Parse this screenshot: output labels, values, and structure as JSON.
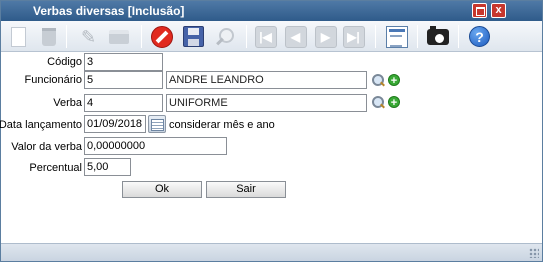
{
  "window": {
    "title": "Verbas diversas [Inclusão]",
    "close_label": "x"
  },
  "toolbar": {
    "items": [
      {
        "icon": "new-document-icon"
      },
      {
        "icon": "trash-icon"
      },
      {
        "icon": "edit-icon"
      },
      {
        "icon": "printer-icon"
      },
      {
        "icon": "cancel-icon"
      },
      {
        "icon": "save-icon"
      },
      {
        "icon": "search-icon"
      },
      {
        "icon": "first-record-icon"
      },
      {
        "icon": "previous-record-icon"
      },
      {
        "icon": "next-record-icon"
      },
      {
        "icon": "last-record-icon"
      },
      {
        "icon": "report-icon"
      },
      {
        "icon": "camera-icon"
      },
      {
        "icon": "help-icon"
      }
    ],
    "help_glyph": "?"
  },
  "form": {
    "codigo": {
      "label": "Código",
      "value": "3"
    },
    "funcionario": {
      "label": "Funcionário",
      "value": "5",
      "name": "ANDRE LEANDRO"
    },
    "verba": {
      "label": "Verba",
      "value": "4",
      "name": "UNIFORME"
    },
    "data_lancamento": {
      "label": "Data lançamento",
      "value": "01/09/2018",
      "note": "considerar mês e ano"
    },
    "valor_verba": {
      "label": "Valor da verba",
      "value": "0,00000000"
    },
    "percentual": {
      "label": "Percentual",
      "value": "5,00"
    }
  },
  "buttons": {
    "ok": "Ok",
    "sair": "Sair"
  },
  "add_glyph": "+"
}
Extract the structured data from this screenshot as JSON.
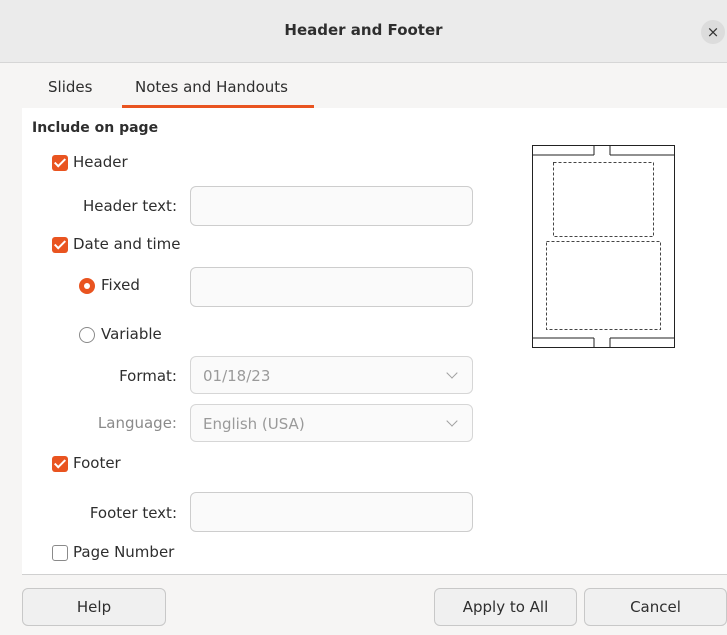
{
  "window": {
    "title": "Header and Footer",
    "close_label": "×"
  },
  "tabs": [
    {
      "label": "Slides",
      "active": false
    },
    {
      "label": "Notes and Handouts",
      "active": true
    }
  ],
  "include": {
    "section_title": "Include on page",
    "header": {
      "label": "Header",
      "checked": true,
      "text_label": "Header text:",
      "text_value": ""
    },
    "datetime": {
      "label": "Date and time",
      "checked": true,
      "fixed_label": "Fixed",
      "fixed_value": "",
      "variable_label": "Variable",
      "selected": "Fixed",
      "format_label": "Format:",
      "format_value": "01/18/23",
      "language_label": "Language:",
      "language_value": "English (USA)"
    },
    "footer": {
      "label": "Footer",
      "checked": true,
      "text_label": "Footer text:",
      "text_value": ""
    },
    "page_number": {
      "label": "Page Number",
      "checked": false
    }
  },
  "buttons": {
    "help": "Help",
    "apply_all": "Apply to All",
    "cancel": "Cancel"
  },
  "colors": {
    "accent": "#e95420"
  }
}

#####

* _Your task_: Within the entries above, report how many lines include "screenshot", and keep the answer to the number.

* _Task response_: 2